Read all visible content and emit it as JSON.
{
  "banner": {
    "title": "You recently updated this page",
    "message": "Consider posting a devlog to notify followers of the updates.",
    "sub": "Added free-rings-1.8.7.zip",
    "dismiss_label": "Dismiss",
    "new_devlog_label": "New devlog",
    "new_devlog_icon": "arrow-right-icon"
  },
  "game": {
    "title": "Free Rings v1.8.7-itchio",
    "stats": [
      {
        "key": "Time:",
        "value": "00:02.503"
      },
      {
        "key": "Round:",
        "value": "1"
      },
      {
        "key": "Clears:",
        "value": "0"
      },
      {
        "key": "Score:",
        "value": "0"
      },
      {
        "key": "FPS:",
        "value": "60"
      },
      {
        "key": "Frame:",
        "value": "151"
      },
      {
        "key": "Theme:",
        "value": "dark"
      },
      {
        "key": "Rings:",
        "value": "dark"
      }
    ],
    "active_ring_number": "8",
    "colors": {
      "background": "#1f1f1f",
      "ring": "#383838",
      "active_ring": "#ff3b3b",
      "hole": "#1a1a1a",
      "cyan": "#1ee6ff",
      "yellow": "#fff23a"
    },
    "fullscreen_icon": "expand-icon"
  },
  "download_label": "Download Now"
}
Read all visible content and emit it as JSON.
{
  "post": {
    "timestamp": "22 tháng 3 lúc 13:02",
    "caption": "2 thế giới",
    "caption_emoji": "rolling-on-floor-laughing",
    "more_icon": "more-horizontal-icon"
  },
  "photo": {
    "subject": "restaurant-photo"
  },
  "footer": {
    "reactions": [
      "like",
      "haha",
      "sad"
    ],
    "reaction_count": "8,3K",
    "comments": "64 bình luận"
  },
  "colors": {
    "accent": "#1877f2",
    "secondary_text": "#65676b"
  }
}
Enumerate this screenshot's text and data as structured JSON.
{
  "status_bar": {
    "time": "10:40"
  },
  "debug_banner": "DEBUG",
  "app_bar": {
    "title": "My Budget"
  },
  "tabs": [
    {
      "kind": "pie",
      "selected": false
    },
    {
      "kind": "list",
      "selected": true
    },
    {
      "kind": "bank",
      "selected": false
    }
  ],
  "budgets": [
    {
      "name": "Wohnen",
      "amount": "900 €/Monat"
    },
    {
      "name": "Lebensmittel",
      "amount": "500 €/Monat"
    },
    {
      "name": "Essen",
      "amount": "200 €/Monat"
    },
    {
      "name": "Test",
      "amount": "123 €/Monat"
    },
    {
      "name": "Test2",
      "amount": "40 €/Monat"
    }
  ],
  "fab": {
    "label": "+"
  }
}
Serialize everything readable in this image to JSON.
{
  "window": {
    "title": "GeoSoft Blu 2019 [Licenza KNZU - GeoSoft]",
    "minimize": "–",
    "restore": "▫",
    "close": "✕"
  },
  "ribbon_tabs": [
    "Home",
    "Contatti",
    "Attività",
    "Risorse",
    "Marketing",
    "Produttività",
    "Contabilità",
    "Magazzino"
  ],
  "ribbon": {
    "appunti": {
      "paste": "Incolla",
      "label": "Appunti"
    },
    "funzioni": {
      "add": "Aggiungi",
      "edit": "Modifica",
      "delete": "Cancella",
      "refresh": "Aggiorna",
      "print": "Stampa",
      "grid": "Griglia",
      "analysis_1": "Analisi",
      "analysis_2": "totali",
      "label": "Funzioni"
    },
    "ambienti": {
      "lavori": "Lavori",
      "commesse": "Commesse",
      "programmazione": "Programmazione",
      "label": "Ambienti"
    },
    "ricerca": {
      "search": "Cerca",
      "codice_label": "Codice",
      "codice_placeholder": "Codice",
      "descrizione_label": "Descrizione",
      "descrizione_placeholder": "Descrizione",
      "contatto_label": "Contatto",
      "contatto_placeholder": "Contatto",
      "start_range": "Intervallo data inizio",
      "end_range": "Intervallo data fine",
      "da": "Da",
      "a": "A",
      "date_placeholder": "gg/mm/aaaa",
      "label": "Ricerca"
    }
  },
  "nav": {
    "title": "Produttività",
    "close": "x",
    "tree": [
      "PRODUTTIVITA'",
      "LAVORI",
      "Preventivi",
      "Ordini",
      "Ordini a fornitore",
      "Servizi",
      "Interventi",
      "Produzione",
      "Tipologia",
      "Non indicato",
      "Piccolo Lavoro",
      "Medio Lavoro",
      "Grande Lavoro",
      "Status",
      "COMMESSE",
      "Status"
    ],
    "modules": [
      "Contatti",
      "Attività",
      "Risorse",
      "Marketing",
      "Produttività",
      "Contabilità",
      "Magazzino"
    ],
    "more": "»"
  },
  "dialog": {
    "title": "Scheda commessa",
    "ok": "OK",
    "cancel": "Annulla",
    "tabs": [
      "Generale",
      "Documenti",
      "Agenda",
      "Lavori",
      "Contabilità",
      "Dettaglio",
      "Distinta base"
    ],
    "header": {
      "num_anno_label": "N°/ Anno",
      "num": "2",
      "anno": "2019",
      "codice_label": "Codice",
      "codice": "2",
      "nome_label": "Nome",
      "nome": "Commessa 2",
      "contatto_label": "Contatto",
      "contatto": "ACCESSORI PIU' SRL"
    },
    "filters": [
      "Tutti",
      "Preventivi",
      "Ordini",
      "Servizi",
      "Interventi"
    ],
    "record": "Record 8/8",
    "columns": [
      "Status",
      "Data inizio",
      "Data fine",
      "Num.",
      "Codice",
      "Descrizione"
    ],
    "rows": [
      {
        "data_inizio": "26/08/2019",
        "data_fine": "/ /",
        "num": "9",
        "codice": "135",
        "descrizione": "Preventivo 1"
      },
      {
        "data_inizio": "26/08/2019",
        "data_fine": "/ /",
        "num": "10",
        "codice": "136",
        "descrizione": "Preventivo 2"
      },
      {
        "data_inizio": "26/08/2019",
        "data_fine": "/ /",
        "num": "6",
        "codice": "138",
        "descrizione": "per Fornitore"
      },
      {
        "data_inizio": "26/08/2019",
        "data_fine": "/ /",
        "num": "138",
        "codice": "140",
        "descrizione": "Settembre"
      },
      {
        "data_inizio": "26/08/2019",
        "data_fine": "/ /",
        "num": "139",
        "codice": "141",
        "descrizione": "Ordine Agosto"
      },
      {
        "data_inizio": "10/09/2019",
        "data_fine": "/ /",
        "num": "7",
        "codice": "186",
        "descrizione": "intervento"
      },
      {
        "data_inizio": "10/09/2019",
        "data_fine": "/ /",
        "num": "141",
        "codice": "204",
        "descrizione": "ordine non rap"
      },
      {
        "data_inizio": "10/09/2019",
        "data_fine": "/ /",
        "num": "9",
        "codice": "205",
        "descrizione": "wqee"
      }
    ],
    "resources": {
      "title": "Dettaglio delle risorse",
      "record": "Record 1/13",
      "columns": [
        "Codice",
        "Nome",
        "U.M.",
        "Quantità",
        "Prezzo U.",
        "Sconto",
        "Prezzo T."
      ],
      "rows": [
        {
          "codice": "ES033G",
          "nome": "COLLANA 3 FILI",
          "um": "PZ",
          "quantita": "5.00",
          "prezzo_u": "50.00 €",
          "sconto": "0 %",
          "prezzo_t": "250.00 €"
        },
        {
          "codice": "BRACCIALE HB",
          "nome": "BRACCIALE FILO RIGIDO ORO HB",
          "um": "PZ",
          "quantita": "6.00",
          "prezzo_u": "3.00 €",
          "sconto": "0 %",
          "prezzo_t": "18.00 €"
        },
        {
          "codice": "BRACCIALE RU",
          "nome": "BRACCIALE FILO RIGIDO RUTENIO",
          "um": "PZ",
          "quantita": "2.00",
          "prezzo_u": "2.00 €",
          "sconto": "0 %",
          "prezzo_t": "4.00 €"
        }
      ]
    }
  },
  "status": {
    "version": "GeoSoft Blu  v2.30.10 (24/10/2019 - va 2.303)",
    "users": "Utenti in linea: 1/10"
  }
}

_TASK REQUIREMENTS_.
Gather each line holding the string "this".

_THE COMPLETED TASK_.
    "title": "You recently updated this page",
Enumerate this screenshot's text and data as structured JSON.
Serialize everything readable in this image to JSON.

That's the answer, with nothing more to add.